### BRON
De belangstelling der kinderen wordt ook pas werkelijk, wanneer men hen bij alles wat ze leeren, de samenhang laat voelen met de aarde waarop zij gaan en staan en waarin zij met hun eigen lichaam ingeschakeld zijn. Men kan b.v. niet tot hen spreken over een zout en hun een oplossing er van in een reageerbuis of enkele kristallen in een stopfleschje vertoonen; ook is het niet voldoende, wanneer men de reacties met lakmoes en andere stoffen demonstreert. Dit blijven dingen, die zich op de tafel vóór hen afspelen en boeien slechts voor het oogenblik. Veel belangrijker is, dat men daarbij op een dergelijke wijze over het zout spreekt, dat de kinderen bij het naar huis gaan met een ander gevoel de aarde betreden dan vóór de chemie-les, dat ze zich iets bewust zijn geworden van de verstarrende zoutkrachten, die de aardkorst door de eeuwen heen gevormd hebben tot drager van hun lichaam, en dat ze voelen, hoe het wezenlijke van het zout hierin te voorschijn komt in beenderstelsel en tanden.

Bijna iedere stof biedt de mogelijkheid van een beschouwingswijze, die zulke gewaarwordingen geeft; het beste is dit misschien aan het aangeduide voorbeeld van het zout verder duidelijk te maken.

Als typisch voorbeeld van de zouten, kan men de kalk kiezen. Men vertelt, hoe diep onder in de zee tallooze kleine dieren leven, omgeven door ragfijne, kunstvol gebouwde huisjes van kalk. Deze diertjes zijn de vlinders en insekten van de zee. Ze zweven met hun lichte omhulsels door het water en sterven na een kortstondig bestaan. Dan zinken hun huisjes naar de diepte en vormen langzamerhand een kalklaag op den bodem van den oceaan. Deze wordt steeds dikker, een gestadige regen van skeletten daalt neer. Zoo gaat het tegenwoordig nog steeds en zoo is het millioenen jaren van te voren gegaan. Maar vroeger was de aardkorst zacht en bewegelijk, voortdurend hadden opheffingen en dalingen, plooiïngen en verschuivingen plaats. Zoo is het gebeurd, dat oceaanbodems werden opgeheven en als starre kalkgebergten hoog boven het water verder bestonden. Dit treft de kinderen. Onmiddellijk voelen zij de kalkrots aan als een armzalige rest, iets, waaruit het leven verdwenen is. In een streek, waar kalkrotsen of heuvels voorkomen, zou men nu met hen naar buiten gaan, hen de rotsen laten betasten en afkloppen; hier moet men zich ertoe beperken, hun een zoo levendig beeld van een kalkrots te geven en hun een stuk kalksteen uit een verzameling toonen. Ze zullen dan de compacte massa van dierenskeletten zien, maar het schrijfkrijt vertelt men, is uit zulke kleine skeletjes opgebouwd, dat, al waren ze niet door het persen verbrijzeld, ze met het bloote oog niet waar te nemen zouden zijn.

### GEËXTRAHEERDE GEGEVENS
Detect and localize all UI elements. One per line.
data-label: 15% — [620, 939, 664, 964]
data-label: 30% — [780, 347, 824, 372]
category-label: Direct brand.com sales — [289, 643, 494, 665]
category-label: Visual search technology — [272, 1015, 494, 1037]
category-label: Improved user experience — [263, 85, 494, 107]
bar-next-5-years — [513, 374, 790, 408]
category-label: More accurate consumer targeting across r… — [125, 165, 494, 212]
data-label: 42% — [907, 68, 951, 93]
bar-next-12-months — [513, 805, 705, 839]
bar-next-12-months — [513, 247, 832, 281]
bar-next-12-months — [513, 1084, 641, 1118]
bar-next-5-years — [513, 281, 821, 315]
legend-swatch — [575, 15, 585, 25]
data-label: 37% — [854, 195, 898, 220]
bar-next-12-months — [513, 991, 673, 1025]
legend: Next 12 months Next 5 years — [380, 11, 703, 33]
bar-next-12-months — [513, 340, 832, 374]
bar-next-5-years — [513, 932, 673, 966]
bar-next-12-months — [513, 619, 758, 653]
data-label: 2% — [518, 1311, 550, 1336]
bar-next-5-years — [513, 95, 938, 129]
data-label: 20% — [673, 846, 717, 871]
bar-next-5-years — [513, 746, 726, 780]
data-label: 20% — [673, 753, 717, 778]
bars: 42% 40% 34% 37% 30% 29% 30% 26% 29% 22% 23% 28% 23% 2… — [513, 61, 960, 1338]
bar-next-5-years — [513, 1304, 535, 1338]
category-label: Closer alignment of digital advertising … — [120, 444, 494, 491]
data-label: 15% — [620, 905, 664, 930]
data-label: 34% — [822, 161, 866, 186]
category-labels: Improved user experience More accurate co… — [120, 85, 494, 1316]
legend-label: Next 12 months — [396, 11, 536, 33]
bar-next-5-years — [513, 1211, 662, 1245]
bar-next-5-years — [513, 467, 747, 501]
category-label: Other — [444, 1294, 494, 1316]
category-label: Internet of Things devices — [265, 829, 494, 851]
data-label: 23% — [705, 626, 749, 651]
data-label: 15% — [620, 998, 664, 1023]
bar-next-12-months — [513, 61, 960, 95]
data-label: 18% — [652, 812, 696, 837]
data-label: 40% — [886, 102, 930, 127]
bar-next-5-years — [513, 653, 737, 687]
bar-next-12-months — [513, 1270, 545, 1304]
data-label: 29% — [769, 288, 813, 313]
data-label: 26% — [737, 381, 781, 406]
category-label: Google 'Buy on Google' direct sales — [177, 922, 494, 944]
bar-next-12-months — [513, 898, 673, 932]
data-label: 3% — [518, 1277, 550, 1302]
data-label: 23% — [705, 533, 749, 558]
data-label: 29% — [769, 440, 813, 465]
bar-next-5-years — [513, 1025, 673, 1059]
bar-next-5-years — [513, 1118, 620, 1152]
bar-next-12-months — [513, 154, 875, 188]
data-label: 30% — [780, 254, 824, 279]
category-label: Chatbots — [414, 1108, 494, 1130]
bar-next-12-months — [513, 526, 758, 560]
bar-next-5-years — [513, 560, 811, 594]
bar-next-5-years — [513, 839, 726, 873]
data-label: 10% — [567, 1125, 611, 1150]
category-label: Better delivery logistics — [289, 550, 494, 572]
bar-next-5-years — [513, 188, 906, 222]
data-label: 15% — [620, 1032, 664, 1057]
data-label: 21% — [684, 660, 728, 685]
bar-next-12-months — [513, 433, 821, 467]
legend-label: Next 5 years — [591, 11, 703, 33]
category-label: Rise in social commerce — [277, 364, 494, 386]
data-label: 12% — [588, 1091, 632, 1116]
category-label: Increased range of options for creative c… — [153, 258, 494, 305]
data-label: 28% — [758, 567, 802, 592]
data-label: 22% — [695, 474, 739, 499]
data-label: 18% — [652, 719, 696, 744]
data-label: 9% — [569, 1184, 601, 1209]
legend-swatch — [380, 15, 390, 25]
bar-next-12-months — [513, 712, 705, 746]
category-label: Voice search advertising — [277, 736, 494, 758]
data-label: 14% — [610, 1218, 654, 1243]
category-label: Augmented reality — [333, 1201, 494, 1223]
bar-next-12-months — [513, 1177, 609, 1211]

### TAKENLIJST
A - Geef bij elke bewering hieronder aan of die overeenkomt met de bron, met ja of nee en een letterlijk citaat van de woorden uit de bron die de doorslag geven. (i) Volgens de bron is het voldoende om de reacties met lakmoes en andere stoffen te demonstreren. (ii) De bron noemt de kalk als typisch voorbeeld van de zouten. (iii) Volgens de bron zijn de skeletjes waaruit schrijfkrijt bestaat met het blote oog te zien.
B - Herhaal letterlijk het gedeelte van de bron van "Bijna iedere stof" tot en met "duidelijk te maken.".

### GEGEVEN ANTWOORDEN
A -
(i) Nee: "ook is het niet voldoende, wanneer men de reacties met lakmoes en andere stoffen demonstreert."
(ii) Ja: "Als typisch voorbeeld van de zouten, kan men de kalk kiezen."
(iii) Nee: "dat, al waren ze niet door het persen verbrijzeld, ze met het bloote oog niet waar te nemen zouden zijn."

B -
Bijna iedere stof biedt de mogelijkheid van een beschouwingswijze, die zulke gewaarwordingen geeft; het beste is dit misschien aan het aangeduide voorbeeld van het zout verder duidelijk te maken.